▶ **JOB**
Copy all lines below containing "JSON".

* BEGIN DATASET ROWS *

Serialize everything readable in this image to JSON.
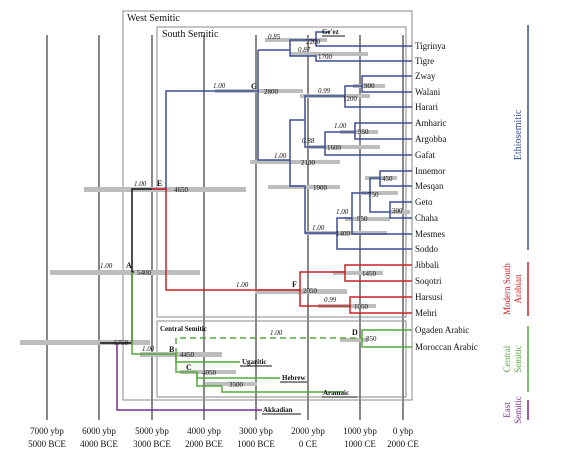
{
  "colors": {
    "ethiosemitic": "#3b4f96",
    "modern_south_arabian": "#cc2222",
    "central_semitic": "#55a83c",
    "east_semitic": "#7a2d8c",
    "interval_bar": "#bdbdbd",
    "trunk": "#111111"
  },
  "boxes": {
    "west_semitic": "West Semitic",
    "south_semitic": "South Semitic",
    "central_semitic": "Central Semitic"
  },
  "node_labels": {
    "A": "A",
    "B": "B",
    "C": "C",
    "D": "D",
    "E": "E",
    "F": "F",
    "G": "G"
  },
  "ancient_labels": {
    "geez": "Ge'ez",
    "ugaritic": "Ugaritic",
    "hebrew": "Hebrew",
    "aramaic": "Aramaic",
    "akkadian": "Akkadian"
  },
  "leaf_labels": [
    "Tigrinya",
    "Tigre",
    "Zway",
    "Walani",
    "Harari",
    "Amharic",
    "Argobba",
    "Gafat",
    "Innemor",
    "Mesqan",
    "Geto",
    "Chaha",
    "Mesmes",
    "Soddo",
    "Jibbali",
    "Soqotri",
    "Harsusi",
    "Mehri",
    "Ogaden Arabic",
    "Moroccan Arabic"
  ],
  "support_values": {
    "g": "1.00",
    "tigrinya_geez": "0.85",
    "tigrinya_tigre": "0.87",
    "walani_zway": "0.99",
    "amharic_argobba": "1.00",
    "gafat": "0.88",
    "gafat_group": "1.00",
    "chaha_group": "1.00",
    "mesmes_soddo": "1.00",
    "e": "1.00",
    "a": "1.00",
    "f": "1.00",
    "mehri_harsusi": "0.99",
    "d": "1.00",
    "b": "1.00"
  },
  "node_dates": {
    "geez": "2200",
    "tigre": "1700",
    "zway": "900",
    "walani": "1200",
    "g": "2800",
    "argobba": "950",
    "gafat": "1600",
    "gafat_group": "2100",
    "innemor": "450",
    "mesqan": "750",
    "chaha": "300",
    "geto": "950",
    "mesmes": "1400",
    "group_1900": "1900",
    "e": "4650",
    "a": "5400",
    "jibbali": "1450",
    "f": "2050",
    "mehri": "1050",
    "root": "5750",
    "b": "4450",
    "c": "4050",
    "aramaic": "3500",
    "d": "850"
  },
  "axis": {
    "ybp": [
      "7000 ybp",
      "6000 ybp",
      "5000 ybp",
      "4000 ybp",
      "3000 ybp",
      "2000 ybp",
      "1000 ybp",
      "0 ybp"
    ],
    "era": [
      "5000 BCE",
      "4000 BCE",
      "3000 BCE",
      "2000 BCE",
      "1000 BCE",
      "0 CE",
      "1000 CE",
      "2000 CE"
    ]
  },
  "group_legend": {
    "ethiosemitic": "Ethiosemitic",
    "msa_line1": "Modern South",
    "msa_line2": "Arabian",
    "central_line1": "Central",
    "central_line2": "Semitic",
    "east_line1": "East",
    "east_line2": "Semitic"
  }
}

* END DATASET ROWS *
* BEGIN DATASET ROWS *

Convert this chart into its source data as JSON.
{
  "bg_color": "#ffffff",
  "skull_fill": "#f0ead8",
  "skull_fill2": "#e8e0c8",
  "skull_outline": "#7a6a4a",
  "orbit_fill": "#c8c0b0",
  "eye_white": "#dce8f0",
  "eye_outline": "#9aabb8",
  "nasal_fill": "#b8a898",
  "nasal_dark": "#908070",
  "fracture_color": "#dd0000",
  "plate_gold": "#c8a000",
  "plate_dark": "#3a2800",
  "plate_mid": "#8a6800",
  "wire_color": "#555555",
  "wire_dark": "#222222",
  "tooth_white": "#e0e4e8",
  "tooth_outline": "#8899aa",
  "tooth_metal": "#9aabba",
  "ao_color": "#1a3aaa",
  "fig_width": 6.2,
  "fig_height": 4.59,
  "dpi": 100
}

* END DATASET ROWS *

▶ **RESPONSE TO THIS TASK**
Serialize everything readable in this image to JSON.
Convert this chart into its source data as JSON.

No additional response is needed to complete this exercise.